**What to produce**
Copy out each line containing "name" from the entries below.

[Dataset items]
^^^^^^^^^^^^^^^^

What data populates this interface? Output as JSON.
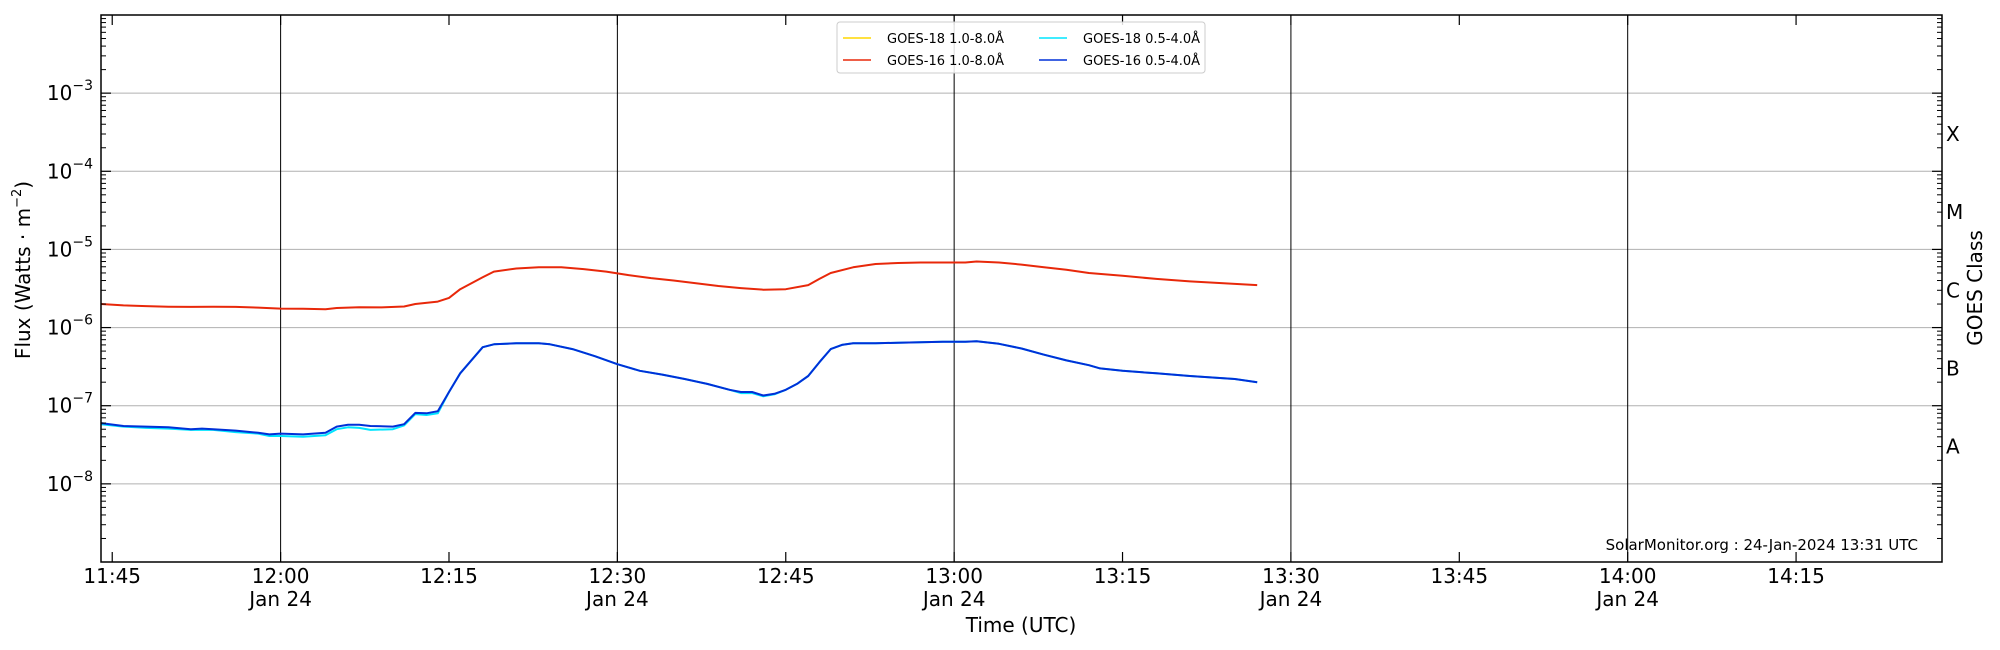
{
  "chart_data": {
    "type": "line",
    "xlabel": "Time (UTC)",
    "ylabel_main": "Flux (Watts · m",
    "ylabel_sup": "−2",
    "ylabel_close": ")",
    "right_label": "GOES Class",
    "credit": "SolarMonitor.org : 24-Jan-2024 13:31 UTC",
    "y_scale": "log",
    "ylim": [
      1e-09,
      0.01
    ],
    "y_ticks": [
      {
        "value": 1e-08,
        "base": "10",
        "exp": "−8"
      },
      {
        "value": 1e-07,
        "base": "10",
        "exp": "−7"
      },
      {
        "value": 1e-06,
        "base": "10",
        "exp": "−6"
      },
      {
        "value": 1e-05,
        "base": "10",
        "exp": "−5"
      },
      {
        "value": 0.0001,
        "base": "10",
        "exp": "−4"
      },
      {
        "value": 0.001,
        "base": "10",
        "exp": "−3"
      }
    ],
    "goes_classes": [
      {
        "label": "A",
        "value": 3e-08
      },
      {
        "label": "B",
        "value": 3e-07
      },
      {
        "label": "C",
        "value": 3e-06
      },
      {
        "label": "M",
        "value": 3e-05
      },
      {
        "label": "X",
        "value": 0.0003
      }
    ],
    "x_range": [
      "11:44",
      "14:28"
    ],
    "x_ticks": [
      {
        "time": "11:45",
        "line1": "11:45",
        "line2": ""
      },
      {
        "time": "12:00",
        "line1": "12:00",
        "line2": "Jan 24"
      },
      {
        "time": "12:15",
        "line1": "12:15",
        "line2": ""
      },
      {
        "time": "12:30",
        "line1": "12:30",
        "line2": "Jan 24"
      },
      {
        "time": "12:45",
        "line1": "12:45",
        "line2": ""
      },
      {
        "time": "13:00",
        "line1": "13:00",
        "line2": "Jan 24"
      },
      {
        "time": "13:15",
        "line1": "13:15",
        "line2": ""
      },
      {
        "time": "13:30",
        "line1": "13:30",
        "line2": "Jan 24"
      },
      {
        "time": "13:45",
        "line1": "13:45",
        "line2": ""
      },
      {
        "time": "14:00",
        "line1": "14:00",
        "line2": "Jan 24"
      },
      {
        "time": "14:15",
        "line1": "14:15",
        "line2": ""
      }
    ],
    "vertical_lines": [
      "12:00",
      "12:30",
      "13:00",
      "13:30",
      "14:00"
    ],
    "legend_position": "top-center",
    "legend": [
      {
        "label": "GOES-18 1.0-8.0Å",
        "color": "#ffd700"
      },
      {
        "label": "GOES-18 0.5-4.0Å",
        "color": "#00e5ff"
      },
      {
        "label": "GOES-16 1.0-8.0Å",
        "color": "#e8280a"
      },
      {
        "label": "GOES-16 0.5-4.0Å",
        "color": "#0030d8"
      }
    ],
    "series": [
      {
        "name": "GOES-18 0.5-4.0Å",
        "color": "#00e5ff",
        "points": [
          [
            "11:44",
            5.8e-08
          ],
          [
            "11:46",
            5.4e-08
          ],
          [
            "11:48",
            5.2e-08
          ],
          [
            "11:50",
            5.1e-08
          ],
          [
            "11:52",
            4.9e-08
          ],
          [
            "11:54",
            4.9e-08
          ],
          [
            "11:56",
            4.6e-08
          ],
          [
            "11:58",
            4.4e-08
          ],
          [
            "11:59",
            4.1e-08
          ],
          [
            "12:00",
            4.1e-08
          ],
          [
            "12:02",
            4e-08
          ],
          [
            "12:04",
            4.2e-08
          ],
          [
            "12:05",
            5e-08
          ],
          [
            "12:06",
            5.3e-08
          ],
          [
            "12:07",
            5.2e-08
          ],
          [
            "12:08",
            4.9e-08
          ],
          [
            "12:10",
            5e-08
          ],
          [
            "12:11",
            5.6e-08
          ],
          [
            "12:12",
            7.8e-08
          ],
          [
            "12:13",
            7.6e-08
          ],
          [
            "12:14",
            8e-08
          ],
          [
            "12:15",
            1.5e-07
          ],
          [
            "12:16",
            2.6e-07
          ],
          [
            "12:18",
            5.6e-07
          ],
          [
            "12:19",
            6.1e-07
          ],
          [
            "12:21",
            6.3e-07
          ],
          [
            "12:23",
            6.3e-07
          ],
          [
            "12:24",
            6.1e-07
          ],
          [
            "12:26",
            5.3e-07
          ],
          [
            "12:28",
            4.3e-07
          ],
          [
            "12:30",
            3.4e-07
          ],
          [
            "12:32",
            2.8e-07
          ],
          [
            "12:34",
            2.5e-07
          ],
          [
            "12:36",
            2.2e-07
          ],
          [
            "12:38",
            1.9e-07
          ],
          [
            "12:40",
            1.6e-07
          ],
          [
            "12:41",
            1.45e-07
          ],
          [
            "12:42",
            1.45e-07
          ],
          [
            "12:43",
            1.32e-07
          ],
          [
            "12:44",
            1.4e-07
          ],
          [
            "12:45",
            1.6e-07
          ],
          [
            "12:46",
            1.9e-07
          ],
          [
            "12:47",
            2.4e-07
          ],
          [
            "12:48",
            3.6e-07
          ],
          [
            "12:49",
            5.3e-07
          ],
          [
            "12:50",
            6e-07
          ],
          [
            "12:51",
            6.3e-07
          ],
          [
            "12:53",
            6.3e-07
          ],
          [
            "12:55",
            6.4e-07
          ],
          [
            "12:57",
            6.5e-07
          ],
          [
            "12:59",
            6.6e-07
          ],
          [
            "13:01",
            6.6e-07
          ],
          [
            "13:02",
            6.7e-07
          ],
          [
            "13:04",
            6.2e-07
          ],
          [
            "13:06",
            5.4e-07
          ],
          [
            "13:08",
            4.5e-07
          ],
          [
            "13:10",
            3.8e-07
          ],
          [
            "13:12",
            3.3e-07
          ],
          [
            "13:13",
            3e-07
          ],
          [
            "13:15",
            2.8e-07
          ],
          [
            "13:18",
            2.6e-07
          ],
          [
            "13:21",
            2.4e-07
          ],
          [
            "13:25",
            2.2e-07
          ],
          [
            "13:27",
            2e-07
          ]
        ]
      },
      {
        "name": "GOES-16 1.0-8.0Å",
        "color": "#e8280a",
        "points": [
          [
            "11:44",
            2e-06
          ],
          [
            "11:46",
            1.92e-06
          ],
          [
            "11:48",
            1.88e-06
          ],
          [
            "11:50",
            1.85e-06
          ],
          [
            "11:52",
            1.84e-06
          ],
          [
            "11:54",
            1.85e-06
          ],
          [
            "11:56",
            1.84e-06
          ],
          [
            "11:58",
            1.8e-06
          ],
          [
            "12:00",
            1.75e-06
          ],
          [
            "12:02",
            1.74e-06
          ],
          [
            "12:04",
            1.72e-06
          ],
          [
            "12:05",
            1.78e-06
          ],
          [
            "12:07",
            1.82e-06
          ],
          [
            "12:09",
            1.81e-06
          ],
          [
            "12:11",
            1.86e-06
          ],
          [
            "12:12",
            2e-06
          ],
          [
            "12:14",
            2.15e-06
          ],
          [
            "12:15",
            2.4e-06
          ],
          [
            "12:16",
            3.1e-06
          ],
          [
            "12:18",
            4.4e-06
          ],
          [
            "12:19",
            5.2e-06
          ],
          [
            "12:21",
            5.7e-06
          ],
          [
            "12:23",
            5.9e-06
          ],
          [
            "12:25",
            5.9e-06
          ],
          [
            "12:27",
            5.6e-06
          ],
          [
            "12:29",
            5.2e-06
          ],
          [
            "12:31",
            4.7e-06
          ],
          [
            "12:33",
            4.3e-06
          ],
          [
            "12:35",
            4e-06
          ],
          [
            "12:37",
            3.7e-06
          ],
          [
            "12:39",
            3.4e-06
          ],
          [
            "12:41",
            3.2e-06
          ],
          [
            "12:43",
            3.05e-06
          ],
          [
            "12:45",
            3.1e-06
          ],
          [
            "12:47",
            3.5e-06
          ],
          [
            "12:48",
            4.2e-06
          ],
          [
            "12:49",
            5e-06
          ],
          [
            "12:51",
            5.9e-06
          ],
          [
            "12:53",
            6.5e-06
          ],
          [
            "12:55",
            6.7e-06
          ],
          [
            "12:57",
            6.8e-06
          ],
          [
            "12:59",
            6.8e-06
          ],
          [
            "13:01",
            6.8e-06
          ],
          [
            "13:02",
            7e-06
          ],
          [
            "13:04",
            6.8e-06
          ],
          [
            "13:06",
            6.4e-06
          ],
          [
            "13:08",
            5.9e-06
          ],
          [
            "13:10",
            5.5e-06
          ],
          [
            "13:12",
            5e-06
          ],
          [
            "13:15",
            4.6e-06
          ],
          [
            "13:18",
            4.2e-06
          ],
          [
            "13:21",
            3.9e-06
          ],
          [
            "13:24",
            3.7e-06
          ],
          [
            "13:27",
            3.5e-06
          ]
        ]
      },
      {
        "name": "GOES-16 0.5-4.0Å",
        "color": "#0030d8",
        "points": [
          [
            "11:44",
            6e-08
          ],
          [
            "11:46",
            5.5e-08
          ],
          [
            "11:48",
            5.4e-08
          ],
          [
            "11:50",
            5.3e-08
          ],
          [
            "11:52",
            5e-08
          ],
          [
            "11:53",
            5.1e-08
          ],
          [
            "11:54",
            5e-08
          ],
          [
            "11:56",
            4.8e-08
          ],
          [
            "11:58",
            4.5e-08
          ],
          [
            "11:59",
            4.3e-08
          ],
          [
            "12:00",
            4.4e-08
          ],
          [
            "12:02",
            4.3e-08
          ],
          [
            "12:04",
            4.5e-08
          ],
          [
            "12:05",
            5.4e-08
          ],
          [
            "12:06",
            5.7e-08
          ],
          [
            "12:07",
            5.7e-08
          ],
          [
            "12:08",
            5.5e-08
          ],
          [
            "12:10",
            5.4e-08
          ],
          [
            "12:11",
            5.8e-08
          ],
          [
            "12:12",
            8.1e-08
          ],
          [
            "12:13",
            8e-08
          ],
          [
            "12:14",
            8.5e-08
          ],
          [
            "12:15",
            1.5e-07
          ],
          [
            "12:16",
            2.6e-07
          ],
          [
            "12:18",
            5.6e-07
          ],
          [
            "12:19",
            6.1e-07
          ],
          [
            "12:21",
            6.3e-07
          ],
          [
            "12:23",
            6.3e-07
          ],
          [
            "12:24",
            6.1e-07
          ],
          [
            "12:26",
            5.3e-07
          ],
          [
            "12:28",
            4.3e-07
          ],
          [
            "12:30",
            3.4e-07
          ],
          [
            "12:32",
            2.8e-07
          ],
          [
            "12:34",
            2.5e-07
          ],
          [
            "12:36",
            2.2e-07
          ],
          [
            "12:38",
            1.9e-07
          ],
          [
            "12:40",
            1.6e-07
          ],
          [
            "12:41",
            1.5e-07
          ],
          [
            "12:42",
            1.5e-07
          ],
          [
            "12:43",
            1.35e-07
          ],
          [
            "12:44",
            1.42e-07
          ],
          [
            "12:45",
            1.6e-07
          ],
          [
            "12:46",
            1.9e-07
          ],
          [
            "12:47",
            2.4e-07
          ],
          [
            "12:48",
            3.6e-07
          ],
          [
            "12:49",
            5.3e-07
          ],
          [
            "12:50",
            6e-07
          ],
          [
            "12:51",
            6.3e-07
          ],
          [
            "12:53",
            6.3e-07
          ],
          [
            "12:55",
            6.4e-07
          ],
          [
            "12:57",
            6.5e-07
          ],
          [
            "12:59",
            6.6e-07
          ],
          [
            "13:01",
            6.6e-07
          ],
          [
            "13:02",
            6.7e-07
          ],
          [
            "13:04",
            6.2e-07
          ],
          [
            "13:06",
            5.4e-07
          ],
          [
            "13:08",
            4.5e-07
          ],
          [
            "13:10",
            3.8e-07
          ],
          [
            "13:12",
            3.3e-07
          ],
          [
            "13:13",
            3e-07
          ],
          [
            "13:15",
            2.8e-07
          ],
          [
            "13:18",
            2.6e-07
          ],
          [
            "13:21",
            2.4e-07
          ],
          [
            "13:25",
            2.2e-07
          ],
          [
            "13:27",
            2e-07
          ]
        ]
      }
    ]
  }
}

^^^^^^^^^^^^^^^^

**Correct response**
        "name": "GOES-18 0.5-4.0Å",
        "name": "GOES-16 1.0-8.0Å",
        "name": "GOES-16 0.5-4.0Å",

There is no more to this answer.